### Task
Copy every line that mentions the word "screenshot".

### Stored items
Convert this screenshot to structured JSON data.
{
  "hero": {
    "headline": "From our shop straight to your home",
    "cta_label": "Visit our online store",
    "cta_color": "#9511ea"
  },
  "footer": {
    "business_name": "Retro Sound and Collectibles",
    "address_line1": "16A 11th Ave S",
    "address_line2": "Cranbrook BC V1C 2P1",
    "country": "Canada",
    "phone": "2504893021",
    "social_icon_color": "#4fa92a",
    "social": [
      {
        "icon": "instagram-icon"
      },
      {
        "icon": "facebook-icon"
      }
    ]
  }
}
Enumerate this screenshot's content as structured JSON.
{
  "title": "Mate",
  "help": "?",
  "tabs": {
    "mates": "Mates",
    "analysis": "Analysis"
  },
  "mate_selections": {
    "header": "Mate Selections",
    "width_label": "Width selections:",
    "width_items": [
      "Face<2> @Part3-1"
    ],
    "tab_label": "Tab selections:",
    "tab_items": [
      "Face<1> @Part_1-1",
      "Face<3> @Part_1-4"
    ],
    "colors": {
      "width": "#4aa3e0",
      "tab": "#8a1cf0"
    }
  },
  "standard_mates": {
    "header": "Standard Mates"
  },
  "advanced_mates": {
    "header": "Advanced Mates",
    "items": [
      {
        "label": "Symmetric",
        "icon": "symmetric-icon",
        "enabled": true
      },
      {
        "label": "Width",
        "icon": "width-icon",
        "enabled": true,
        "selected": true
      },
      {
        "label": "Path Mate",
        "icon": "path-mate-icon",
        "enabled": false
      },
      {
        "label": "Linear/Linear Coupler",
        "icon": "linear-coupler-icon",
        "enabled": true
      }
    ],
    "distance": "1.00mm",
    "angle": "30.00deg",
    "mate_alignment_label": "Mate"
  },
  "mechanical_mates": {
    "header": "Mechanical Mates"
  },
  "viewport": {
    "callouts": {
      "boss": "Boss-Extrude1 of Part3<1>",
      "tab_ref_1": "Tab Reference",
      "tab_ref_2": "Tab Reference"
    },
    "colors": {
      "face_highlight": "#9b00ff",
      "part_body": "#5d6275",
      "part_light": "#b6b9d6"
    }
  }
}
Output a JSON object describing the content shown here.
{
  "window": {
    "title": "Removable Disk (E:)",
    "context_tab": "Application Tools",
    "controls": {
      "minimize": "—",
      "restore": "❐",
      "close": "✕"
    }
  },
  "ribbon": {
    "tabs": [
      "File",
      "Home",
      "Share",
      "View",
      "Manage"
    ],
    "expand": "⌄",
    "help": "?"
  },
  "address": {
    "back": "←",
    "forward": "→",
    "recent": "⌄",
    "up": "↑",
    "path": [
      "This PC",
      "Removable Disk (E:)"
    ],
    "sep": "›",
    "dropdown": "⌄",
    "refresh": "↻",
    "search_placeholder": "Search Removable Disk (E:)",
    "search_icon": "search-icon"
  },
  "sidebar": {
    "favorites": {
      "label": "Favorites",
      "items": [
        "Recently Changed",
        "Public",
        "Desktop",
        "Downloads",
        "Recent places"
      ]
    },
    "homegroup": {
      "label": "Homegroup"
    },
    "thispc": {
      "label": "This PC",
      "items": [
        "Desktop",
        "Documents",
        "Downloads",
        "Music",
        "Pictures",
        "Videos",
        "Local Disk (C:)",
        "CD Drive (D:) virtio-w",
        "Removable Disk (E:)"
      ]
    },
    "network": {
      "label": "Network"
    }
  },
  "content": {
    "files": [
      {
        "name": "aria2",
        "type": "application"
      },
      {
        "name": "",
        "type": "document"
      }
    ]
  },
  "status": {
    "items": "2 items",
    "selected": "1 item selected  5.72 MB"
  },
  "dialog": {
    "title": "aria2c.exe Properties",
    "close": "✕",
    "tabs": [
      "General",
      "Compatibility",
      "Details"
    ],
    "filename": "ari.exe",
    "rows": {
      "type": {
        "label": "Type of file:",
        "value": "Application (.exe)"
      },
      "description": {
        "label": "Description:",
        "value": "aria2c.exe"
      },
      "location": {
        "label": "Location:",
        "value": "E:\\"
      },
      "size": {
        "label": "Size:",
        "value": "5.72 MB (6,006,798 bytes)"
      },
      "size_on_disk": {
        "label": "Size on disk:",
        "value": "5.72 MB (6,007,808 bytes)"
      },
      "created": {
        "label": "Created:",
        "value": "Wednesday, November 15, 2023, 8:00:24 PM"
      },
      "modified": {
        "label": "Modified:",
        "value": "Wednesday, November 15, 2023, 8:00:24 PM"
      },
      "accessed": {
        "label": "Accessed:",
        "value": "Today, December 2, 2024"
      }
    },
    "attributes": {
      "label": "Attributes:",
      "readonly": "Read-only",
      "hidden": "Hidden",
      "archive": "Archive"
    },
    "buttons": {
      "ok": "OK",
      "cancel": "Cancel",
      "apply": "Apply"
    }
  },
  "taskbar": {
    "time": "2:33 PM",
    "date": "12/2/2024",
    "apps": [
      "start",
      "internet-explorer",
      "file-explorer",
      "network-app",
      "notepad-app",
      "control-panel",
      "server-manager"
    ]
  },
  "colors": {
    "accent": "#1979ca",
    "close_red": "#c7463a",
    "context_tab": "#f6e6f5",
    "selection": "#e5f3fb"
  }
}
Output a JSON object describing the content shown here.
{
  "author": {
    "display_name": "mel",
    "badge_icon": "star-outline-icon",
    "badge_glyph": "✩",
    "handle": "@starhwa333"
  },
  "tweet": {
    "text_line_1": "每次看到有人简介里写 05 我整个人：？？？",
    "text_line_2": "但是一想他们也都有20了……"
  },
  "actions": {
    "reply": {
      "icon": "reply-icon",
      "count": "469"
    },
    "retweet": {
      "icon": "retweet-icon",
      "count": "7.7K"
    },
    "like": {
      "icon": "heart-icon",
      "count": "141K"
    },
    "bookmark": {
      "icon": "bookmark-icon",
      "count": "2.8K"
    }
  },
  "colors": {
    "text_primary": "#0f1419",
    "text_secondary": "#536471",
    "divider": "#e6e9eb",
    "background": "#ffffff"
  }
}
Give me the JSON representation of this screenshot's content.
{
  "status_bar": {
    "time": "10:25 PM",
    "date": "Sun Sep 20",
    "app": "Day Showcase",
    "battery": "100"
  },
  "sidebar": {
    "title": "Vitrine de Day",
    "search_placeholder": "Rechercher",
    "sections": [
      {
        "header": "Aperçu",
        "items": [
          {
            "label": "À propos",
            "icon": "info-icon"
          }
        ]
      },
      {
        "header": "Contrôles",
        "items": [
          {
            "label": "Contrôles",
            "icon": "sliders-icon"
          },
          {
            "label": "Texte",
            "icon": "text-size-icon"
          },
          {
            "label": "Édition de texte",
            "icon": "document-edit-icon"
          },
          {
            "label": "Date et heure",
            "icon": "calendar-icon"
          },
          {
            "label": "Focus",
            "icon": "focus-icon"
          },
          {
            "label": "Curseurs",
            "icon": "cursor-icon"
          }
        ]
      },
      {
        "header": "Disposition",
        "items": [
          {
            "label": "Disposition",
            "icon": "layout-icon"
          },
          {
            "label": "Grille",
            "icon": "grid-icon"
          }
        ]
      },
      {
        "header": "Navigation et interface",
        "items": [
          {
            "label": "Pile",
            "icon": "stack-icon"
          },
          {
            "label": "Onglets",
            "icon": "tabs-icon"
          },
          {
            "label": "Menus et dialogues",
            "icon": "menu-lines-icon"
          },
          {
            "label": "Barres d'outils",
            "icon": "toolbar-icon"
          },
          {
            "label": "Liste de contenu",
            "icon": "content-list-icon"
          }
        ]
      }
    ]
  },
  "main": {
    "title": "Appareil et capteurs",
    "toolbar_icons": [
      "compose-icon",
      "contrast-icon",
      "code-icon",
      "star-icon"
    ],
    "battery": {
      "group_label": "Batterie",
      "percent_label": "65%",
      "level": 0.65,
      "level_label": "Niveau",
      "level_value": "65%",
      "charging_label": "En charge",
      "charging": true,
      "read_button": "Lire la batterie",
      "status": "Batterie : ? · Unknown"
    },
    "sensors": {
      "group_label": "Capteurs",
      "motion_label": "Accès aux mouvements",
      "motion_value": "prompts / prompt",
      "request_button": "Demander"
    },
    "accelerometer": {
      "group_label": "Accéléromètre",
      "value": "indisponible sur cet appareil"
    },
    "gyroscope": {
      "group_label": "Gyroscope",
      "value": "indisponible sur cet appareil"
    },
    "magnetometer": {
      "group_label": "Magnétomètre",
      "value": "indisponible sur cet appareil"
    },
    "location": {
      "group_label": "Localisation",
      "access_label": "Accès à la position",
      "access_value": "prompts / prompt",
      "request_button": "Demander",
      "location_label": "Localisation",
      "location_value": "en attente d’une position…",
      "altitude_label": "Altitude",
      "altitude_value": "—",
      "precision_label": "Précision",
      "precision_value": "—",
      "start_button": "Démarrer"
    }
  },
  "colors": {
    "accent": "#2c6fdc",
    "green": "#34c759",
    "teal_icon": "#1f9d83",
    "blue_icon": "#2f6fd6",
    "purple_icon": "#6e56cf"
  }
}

### Task solution
Convert this screenshot to structured JSON data.
Enumerate this screenshot's content as structured JSON.
Give me the JSON representation of this screenshot's content.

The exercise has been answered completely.